» EXERCISE INSTRUCTIONS
Set down the records once more, please, exactly and with the pictures left out.
START RECORDED DATA
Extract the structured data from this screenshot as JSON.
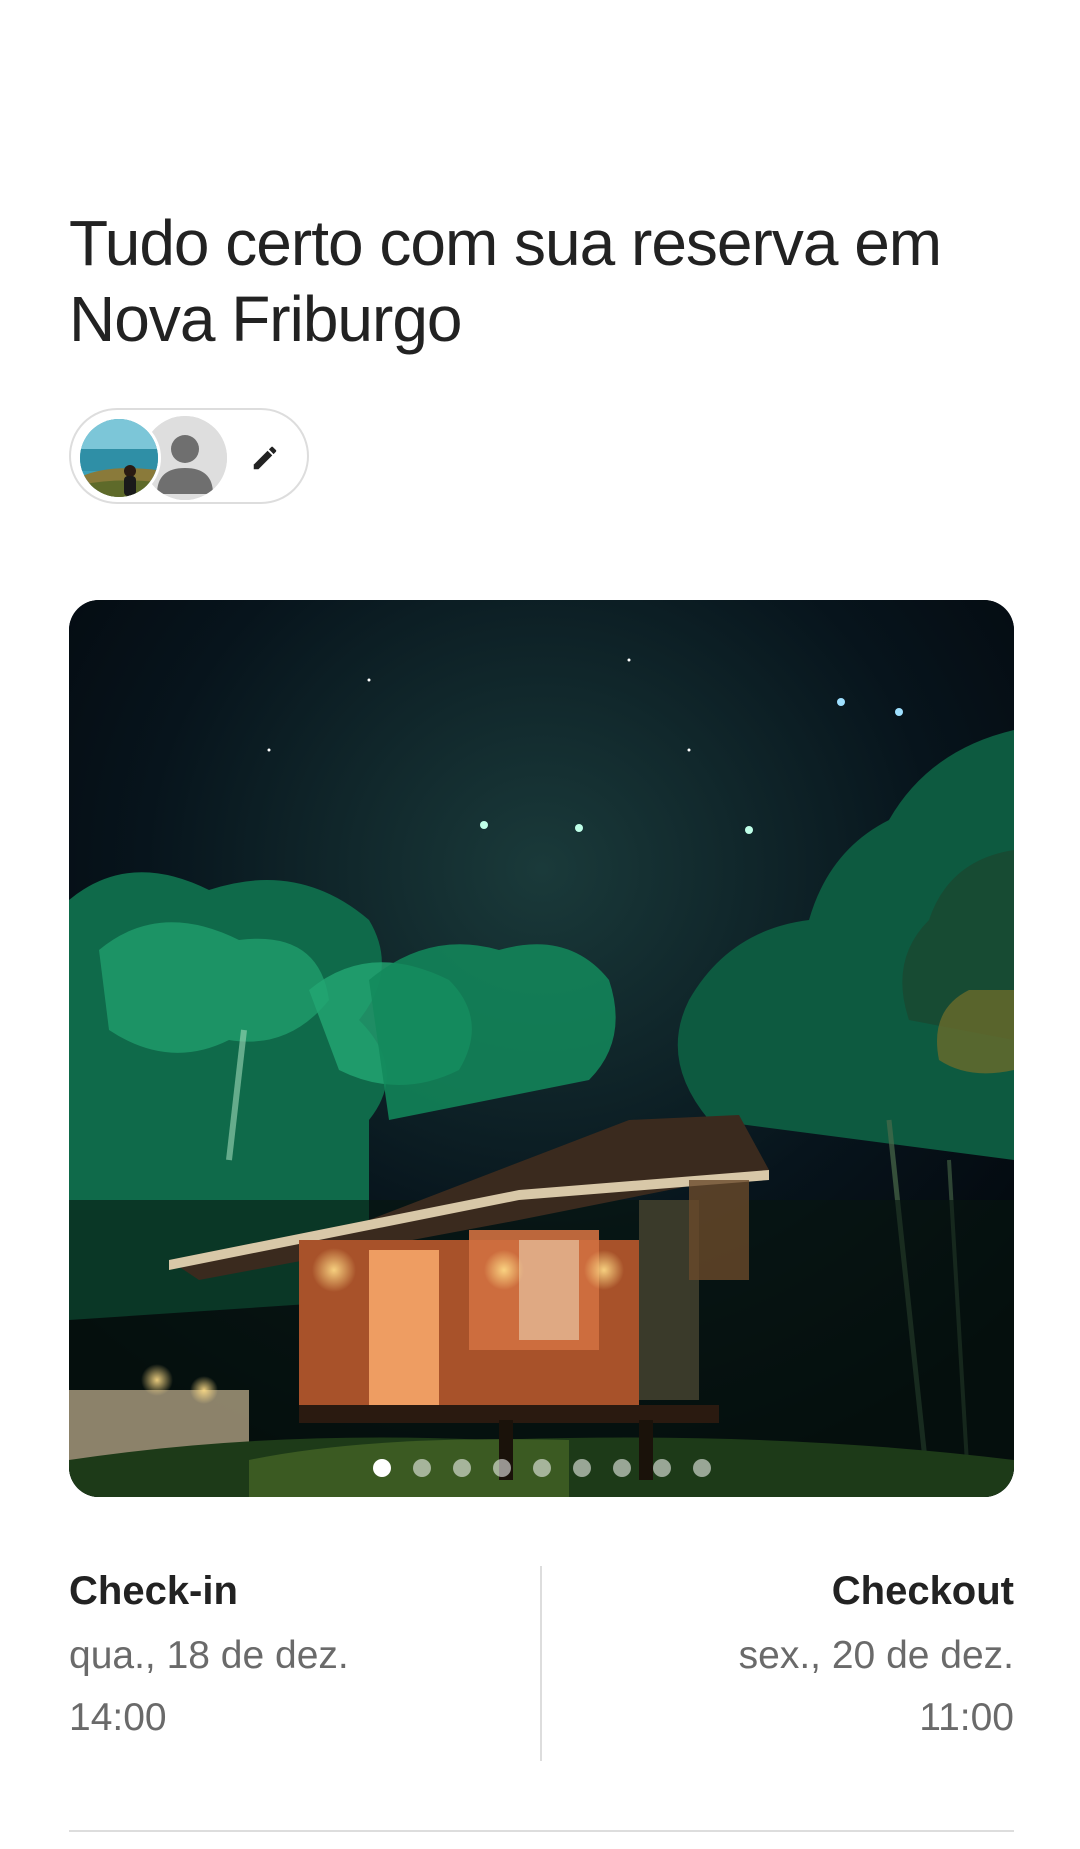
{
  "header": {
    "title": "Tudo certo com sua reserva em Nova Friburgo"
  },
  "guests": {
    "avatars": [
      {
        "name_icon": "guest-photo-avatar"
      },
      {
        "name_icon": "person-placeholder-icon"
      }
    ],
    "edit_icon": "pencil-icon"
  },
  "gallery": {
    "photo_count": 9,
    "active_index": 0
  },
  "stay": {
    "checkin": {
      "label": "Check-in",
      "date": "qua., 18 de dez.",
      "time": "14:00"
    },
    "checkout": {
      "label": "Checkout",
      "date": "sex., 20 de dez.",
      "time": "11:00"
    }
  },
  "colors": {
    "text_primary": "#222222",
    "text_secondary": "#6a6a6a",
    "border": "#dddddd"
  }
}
END RECORDED DATA
» REPLY TO THE EXERCISE
Extract the structured data from this screenshot as JSON.
{
  "header": {
    "title": "Tudo certo com sua reserva em Nova Friburgo"
  },
  "guests": {
    "avatars": [
      {
        "name_icon": "guest-photo-avatar"
      },
      {
        "name_icon": "person-placeholder-icon"
      }
    ],
    "edit_icon": "pencil-icon"
  },
  "gallery": {
    "photo_count": 9,
    "active_index": 0
  },
  "stay": {
    "checkin": {
      "label": "Check-in",
      "date": "qua., 18 de dez.",
      "time": "14:00"
    },
    "checkout": {
      "label": "Checkout",
      "date": "sex., 20 de dez.",
      "time": "11:00"
    }
  },
  "colors": {
    "text_primary": "#222222",
    "text_secondary": "#6a6a6a",
    "border": "#dddddd"
  }
}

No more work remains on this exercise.